§ EXERCISE OBJECTIVE: Only the number is wanted: how many lines of the data contain "Dorothée"?

★ ★ ★ ★ ★ ★ ★

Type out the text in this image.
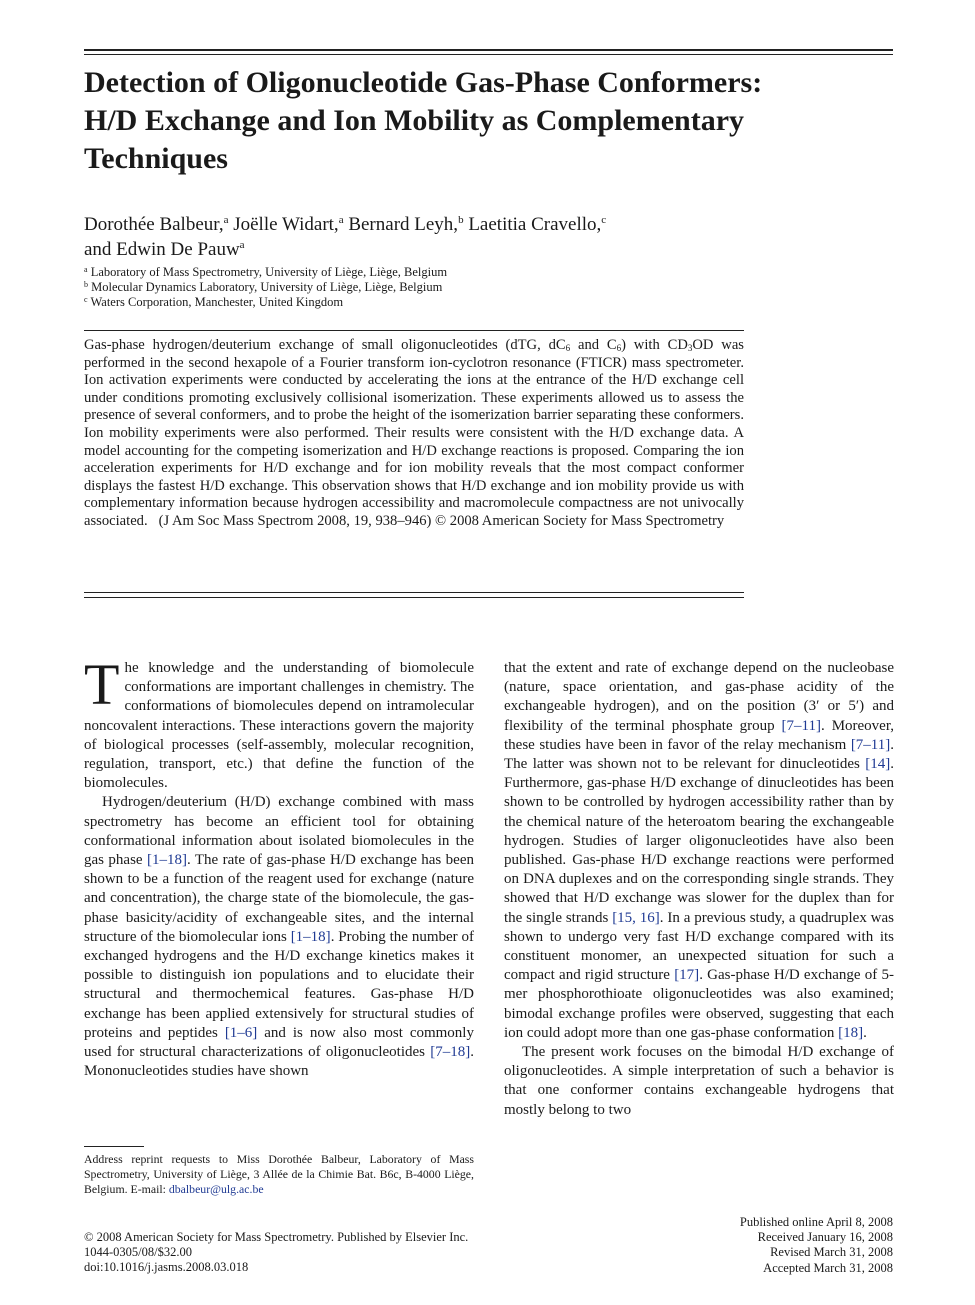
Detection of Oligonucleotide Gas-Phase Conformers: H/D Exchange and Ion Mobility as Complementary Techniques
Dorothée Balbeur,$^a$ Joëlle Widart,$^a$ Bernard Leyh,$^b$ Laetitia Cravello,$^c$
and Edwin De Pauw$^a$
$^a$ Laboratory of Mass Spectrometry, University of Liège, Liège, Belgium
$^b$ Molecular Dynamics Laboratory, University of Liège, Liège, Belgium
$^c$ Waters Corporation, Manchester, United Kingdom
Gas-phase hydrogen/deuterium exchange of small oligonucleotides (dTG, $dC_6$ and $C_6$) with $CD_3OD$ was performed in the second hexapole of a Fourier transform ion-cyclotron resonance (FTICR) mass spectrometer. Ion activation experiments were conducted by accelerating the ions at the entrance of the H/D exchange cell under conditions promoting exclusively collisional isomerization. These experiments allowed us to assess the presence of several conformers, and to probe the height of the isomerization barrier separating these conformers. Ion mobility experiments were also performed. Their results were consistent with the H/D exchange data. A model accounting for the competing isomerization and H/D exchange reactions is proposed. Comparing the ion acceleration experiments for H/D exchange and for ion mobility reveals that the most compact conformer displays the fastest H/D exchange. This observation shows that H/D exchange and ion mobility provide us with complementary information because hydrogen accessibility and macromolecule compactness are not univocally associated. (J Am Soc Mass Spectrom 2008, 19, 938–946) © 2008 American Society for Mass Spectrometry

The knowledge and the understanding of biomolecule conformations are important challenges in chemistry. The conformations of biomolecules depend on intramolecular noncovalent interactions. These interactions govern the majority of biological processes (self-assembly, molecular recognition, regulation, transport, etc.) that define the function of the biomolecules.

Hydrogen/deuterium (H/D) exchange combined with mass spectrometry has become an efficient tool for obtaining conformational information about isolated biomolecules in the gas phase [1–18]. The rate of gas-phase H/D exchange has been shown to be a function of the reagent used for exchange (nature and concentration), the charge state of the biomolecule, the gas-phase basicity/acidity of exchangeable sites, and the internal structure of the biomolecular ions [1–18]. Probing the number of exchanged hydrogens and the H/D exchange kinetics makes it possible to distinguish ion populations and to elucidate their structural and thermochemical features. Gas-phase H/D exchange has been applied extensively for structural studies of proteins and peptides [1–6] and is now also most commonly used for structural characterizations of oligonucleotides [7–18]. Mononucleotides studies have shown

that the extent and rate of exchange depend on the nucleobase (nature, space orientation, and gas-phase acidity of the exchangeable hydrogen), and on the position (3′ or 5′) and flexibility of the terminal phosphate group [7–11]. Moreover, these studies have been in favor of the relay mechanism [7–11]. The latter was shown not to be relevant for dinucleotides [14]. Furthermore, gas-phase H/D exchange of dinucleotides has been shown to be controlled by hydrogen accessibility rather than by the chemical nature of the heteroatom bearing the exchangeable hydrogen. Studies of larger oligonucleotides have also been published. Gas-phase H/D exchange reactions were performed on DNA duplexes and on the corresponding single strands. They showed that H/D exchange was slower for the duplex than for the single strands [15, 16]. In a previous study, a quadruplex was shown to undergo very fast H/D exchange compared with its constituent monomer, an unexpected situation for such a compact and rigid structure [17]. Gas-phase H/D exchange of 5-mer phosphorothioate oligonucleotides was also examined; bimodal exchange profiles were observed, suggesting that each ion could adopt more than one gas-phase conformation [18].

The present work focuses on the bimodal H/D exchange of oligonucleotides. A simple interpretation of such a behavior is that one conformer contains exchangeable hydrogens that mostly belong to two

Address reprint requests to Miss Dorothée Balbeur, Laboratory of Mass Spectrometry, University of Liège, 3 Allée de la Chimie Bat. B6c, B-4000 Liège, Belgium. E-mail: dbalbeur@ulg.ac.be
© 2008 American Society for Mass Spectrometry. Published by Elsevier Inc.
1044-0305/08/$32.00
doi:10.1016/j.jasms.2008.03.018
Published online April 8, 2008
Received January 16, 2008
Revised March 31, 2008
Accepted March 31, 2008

★ ★ ★ ★ ★ ★ ★

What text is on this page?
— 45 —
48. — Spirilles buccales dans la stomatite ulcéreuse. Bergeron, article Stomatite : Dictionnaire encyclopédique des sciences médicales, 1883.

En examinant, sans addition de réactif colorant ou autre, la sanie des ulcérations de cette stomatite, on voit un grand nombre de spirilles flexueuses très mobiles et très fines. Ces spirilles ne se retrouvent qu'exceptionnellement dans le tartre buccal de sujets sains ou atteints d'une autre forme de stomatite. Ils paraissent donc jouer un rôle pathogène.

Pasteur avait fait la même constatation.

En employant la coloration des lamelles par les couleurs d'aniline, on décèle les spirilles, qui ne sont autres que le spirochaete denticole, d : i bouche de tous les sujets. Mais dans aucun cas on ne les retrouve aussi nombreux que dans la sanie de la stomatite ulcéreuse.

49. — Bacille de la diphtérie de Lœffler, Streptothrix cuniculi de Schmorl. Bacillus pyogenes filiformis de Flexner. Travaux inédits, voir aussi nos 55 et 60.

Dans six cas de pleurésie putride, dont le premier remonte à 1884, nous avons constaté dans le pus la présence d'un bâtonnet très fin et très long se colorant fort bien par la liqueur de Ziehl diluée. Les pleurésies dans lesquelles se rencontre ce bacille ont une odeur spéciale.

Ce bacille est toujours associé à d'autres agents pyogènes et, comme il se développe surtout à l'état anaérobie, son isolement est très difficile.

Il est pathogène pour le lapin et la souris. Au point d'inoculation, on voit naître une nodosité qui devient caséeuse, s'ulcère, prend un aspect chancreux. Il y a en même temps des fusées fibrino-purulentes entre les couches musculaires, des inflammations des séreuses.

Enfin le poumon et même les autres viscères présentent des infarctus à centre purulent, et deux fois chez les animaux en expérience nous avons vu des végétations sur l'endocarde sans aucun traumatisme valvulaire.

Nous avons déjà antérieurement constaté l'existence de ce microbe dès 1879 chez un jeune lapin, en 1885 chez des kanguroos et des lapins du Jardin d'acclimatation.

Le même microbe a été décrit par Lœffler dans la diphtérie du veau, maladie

★ ★ ★ ★ ★ ★ ★

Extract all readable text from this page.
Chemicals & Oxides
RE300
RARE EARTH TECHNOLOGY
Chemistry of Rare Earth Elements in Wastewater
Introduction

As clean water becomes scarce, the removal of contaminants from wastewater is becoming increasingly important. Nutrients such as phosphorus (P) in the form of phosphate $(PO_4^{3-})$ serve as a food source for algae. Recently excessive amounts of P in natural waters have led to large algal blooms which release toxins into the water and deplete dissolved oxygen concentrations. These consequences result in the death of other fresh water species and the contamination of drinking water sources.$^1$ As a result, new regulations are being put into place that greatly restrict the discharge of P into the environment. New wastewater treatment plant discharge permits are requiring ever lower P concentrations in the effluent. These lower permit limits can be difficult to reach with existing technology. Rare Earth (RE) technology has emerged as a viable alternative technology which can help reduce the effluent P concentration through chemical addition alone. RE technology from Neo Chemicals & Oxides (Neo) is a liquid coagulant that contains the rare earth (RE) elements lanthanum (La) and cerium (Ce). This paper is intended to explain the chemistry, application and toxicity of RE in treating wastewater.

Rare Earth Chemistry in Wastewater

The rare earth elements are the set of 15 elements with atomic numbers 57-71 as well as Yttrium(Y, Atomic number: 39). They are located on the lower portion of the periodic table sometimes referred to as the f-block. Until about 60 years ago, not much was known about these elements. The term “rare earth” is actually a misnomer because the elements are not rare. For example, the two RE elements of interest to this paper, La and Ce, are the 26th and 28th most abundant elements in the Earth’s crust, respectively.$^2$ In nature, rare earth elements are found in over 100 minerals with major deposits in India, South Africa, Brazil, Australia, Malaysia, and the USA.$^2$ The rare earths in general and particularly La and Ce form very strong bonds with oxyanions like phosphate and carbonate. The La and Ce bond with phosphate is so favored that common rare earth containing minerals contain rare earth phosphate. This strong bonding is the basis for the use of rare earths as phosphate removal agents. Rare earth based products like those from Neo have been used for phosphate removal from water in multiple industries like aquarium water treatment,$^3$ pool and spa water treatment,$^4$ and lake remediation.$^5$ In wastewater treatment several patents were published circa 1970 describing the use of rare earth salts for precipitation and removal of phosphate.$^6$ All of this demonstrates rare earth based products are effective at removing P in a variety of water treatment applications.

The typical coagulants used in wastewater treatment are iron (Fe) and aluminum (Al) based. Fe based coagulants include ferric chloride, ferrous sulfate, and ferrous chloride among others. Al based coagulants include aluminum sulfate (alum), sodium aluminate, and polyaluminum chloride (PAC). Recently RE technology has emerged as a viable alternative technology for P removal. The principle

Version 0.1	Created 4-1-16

★ ★ ★ ★ ★ ★ ★

§ RESULT OF THIS TASK: 2